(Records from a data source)
[Begin]

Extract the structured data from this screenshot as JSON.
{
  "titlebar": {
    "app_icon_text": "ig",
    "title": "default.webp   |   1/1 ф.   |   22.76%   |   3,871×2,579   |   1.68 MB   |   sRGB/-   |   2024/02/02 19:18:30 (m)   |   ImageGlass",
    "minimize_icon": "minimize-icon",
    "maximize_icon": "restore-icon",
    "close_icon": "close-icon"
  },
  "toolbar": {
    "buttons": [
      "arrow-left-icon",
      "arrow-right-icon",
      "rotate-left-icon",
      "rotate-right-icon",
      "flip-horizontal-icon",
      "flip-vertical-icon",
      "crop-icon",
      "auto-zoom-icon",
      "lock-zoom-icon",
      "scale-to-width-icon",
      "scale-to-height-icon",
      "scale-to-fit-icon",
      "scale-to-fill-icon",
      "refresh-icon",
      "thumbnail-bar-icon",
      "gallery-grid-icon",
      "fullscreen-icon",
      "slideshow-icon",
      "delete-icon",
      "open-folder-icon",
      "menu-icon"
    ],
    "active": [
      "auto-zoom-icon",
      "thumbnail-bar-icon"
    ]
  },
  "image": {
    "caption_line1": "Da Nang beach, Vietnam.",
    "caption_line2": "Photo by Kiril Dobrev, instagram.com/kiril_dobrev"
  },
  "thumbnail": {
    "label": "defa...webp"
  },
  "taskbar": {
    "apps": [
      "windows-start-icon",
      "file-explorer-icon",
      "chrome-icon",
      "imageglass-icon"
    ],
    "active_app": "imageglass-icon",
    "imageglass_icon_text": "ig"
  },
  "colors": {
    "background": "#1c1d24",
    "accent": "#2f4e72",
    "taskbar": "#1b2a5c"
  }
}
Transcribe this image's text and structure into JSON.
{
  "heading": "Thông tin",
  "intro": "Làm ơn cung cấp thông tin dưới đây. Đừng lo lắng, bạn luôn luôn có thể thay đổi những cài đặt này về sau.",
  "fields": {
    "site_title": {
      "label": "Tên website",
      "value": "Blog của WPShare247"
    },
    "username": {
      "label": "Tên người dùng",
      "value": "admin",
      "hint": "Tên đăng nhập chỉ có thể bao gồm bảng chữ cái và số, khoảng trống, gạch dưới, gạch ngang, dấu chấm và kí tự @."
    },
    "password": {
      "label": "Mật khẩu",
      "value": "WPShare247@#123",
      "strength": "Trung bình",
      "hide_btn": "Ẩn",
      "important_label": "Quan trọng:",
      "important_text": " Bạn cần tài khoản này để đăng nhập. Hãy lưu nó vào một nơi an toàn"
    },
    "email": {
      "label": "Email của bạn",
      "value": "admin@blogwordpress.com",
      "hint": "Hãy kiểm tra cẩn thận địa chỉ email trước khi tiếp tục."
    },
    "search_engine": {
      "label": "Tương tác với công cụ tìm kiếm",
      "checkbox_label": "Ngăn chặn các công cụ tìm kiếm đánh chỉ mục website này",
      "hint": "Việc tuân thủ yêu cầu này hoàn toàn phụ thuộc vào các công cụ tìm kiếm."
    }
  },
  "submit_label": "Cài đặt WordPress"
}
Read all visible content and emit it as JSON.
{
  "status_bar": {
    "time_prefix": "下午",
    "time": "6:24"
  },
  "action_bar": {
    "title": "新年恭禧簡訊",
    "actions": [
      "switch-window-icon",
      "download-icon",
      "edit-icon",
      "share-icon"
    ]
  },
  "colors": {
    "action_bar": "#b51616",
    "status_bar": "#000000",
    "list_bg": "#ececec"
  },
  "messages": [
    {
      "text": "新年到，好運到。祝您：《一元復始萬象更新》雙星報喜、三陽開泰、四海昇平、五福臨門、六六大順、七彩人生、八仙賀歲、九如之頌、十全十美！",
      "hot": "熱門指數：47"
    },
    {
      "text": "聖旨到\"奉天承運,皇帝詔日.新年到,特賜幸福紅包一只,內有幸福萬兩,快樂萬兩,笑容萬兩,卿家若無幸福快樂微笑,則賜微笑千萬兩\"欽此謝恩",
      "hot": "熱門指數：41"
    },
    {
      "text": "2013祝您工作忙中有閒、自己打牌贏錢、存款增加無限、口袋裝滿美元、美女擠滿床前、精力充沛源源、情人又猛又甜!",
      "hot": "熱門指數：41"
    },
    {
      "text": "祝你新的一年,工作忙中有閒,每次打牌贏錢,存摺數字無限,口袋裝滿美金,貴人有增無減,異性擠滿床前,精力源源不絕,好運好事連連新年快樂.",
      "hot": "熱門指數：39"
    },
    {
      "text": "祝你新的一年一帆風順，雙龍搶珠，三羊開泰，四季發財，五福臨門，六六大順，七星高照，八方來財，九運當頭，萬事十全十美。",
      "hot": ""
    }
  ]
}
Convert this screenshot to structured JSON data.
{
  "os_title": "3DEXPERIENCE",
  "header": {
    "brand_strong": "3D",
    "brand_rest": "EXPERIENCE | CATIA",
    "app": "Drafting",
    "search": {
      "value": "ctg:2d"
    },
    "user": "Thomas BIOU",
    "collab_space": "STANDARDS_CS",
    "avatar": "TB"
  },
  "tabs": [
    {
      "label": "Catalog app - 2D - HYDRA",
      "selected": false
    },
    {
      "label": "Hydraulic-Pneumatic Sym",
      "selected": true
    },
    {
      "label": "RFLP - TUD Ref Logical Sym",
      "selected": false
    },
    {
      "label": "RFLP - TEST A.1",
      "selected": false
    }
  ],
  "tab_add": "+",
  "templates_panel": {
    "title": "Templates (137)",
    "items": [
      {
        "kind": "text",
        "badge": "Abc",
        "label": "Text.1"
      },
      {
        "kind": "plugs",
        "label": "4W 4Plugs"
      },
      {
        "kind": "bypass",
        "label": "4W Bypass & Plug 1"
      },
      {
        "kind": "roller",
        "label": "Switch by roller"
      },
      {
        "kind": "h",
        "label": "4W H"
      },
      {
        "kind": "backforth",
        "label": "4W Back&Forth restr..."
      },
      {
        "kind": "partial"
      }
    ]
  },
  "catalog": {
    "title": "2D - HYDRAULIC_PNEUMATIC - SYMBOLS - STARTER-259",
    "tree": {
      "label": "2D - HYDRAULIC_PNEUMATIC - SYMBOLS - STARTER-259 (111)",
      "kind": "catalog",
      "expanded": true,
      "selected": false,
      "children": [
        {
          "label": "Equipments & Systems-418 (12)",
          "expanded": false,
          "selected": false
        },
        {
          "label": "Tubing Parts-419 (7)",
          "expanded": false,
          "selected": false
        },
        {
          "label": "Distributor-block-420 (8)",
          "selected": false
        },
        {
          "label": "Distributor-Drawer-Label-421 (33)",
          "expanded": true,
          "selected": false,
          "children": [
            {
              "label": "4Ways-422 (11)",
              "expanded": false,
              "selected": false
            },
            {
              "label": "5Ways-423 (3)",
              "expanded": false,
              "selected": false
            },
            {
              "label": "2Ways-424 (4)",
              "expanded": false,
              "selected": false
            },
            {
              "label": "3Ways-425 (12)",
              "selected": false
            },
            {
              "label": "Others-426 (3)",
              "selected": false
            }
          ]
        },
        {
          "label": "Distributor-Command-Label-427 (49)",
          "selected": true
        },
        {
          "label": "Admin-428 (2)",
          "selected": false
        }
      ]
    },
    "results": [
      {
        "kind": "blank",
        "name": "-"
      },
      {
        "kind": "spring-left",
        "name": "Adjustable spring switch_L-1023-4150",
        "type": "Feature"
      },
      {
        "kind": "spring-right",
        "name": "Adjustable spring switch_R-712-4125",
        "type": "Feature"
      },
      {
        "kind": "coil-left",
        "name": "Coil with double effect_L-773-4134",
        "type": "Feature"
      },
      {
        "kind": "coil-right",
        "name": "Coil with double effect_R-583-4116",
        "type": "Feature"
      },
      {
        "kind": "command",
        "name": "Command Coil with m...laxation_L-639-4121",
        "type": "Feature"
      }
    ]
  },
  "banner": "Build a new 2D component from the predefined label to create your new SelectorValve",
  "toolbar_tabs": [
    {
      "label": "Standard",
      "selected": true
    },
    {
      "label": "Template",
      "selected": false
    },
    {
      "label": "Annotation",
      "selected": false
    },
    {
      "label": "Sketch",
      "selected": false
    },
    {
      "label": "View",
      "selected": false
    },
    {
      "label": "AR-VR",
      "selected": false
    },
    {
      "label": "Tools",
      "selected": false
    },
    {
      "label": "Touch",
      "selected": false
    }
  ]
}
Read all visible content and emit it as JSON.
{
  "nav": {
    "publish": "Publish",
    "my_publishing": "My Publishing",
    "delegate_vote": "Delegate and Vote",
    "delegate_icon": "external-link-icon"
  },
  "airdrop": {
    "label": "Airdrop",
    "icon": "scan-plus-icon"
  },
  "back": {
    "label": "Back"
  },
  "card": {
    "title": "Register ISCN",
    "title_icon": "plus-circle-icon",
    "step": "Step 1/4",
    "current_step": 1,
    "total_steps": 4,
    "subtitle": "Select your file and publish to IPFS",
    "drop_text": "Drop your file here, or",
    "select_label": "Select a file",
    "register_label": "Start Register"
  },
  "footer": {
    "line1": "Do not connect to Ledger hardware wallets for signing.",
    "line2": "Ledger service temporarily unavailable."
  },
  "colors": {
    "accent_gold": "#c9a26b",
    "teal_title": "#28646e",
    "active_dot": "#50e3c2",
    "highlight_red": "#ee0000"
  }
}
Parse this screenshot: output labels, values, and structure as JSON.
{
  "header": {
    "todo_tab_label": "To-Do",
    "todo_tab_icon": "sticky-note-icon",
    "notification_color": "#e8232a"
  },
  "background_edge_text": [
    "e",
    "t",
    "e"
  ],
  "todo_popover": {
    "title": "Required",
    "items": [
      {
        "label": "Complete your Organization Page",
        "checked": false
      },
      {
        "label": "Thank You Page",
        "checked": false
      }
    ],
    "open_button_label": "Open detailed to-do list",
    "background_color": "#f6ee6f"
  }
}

[End]

[Goal of the exercise]: Collect every line above that contains the word "screenshot".

[Task solution]:
Extract the structured data from this screenshot as JSON.
Convert this screenshot to structured JSON data.
Parse this screenshot: output labels, values, and structure as JSON.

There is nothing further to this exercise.